**Input rows**
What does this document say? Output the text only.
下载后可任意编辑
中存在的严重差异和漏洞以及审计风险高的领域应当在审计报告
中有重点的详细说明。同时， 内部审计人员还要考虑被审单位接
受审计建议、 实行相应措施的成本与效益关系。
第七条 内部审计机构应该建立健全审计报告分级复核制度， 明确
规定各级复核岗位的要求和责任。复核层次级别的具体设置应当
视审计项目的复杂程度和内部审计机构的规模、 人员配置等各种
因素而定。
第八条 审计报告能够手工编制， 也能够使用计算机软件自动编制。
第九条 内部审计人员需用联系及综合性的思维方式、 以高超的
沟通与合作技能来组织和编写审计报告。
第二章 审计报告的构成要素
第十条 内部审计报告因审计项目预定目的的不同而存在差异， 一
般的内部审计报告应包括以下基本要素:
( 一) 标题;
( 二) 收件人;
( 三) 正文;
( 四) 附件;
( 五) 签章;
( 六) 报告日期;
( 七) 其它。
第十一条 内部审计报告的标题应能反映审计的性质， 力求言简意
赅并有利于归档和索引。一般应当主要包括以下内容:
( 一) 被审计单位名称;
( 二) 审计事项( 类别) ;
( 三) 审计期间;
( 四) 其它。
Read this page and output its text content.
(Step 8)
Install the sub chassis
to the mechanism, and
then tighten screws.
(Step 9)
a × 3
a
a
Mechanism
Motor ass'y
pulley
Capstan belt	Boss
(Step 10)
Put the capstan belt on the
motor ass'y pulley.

**Work to complete**
Repeat the entries above exactly, leaving nothing out.

**Exercise solution**
What does this document say? Output the text only.
下载后可任意编辑
中存在的严重差异和漏洞以及审计风险高的领域应当在审计报告
中有重点的详细说明。同时， 内部审计人员还要考虑被审单位接
受审计建议、 实行相应措施的成本与效益关系。
第七条 内部审计机构应该建立健全审计报告分级复核制度， 明确
规定各级复核岗位的要求和责任。复核层次级别的具体设置应当
视审计项目的复杂程度和内部审计机构的规模、 人员配置等各种
因素而定。
第八条 审计报告能够手工编制， 也能够使用计算机软件自动编制。
第九条 内部审计人员需用联系及综合性的思维方式、 以高超的
沟通与合作技能来组织和编写审计报告。
第二章 审计报告的构成要素
第十条 内部审计报告因审计项目预定目的的不同而存在差异， 一
般的内部审计报告应包括以下基本要素:
( 一) 标题;
( 二) 收件人;
( 三) 正文;
( 四) 附件;
( 五) 签章;
( 六) 报告日期;
( 七) 其它。
第十一条 内部审计报告的标题应能反映审计的性质， 力求言简意
赅并有利于归档和索引。一般应当主要包括以下内容:
( 一) 被审计单位名称;
( 二) 审计事项( 类别) ;
( 三) 审计期间;
( 四) 其它。
Read this page and output its text content.
(Step 8)
Install the sub chassis
to the mechanism, and
then tighten screws.
(Step 9)
a × 3
a
a
Mechanism
Motor ass'y
pulley
Capstan belt	Boss
(Step 10)
Put the capstan belt on the
motor ass'y pulley.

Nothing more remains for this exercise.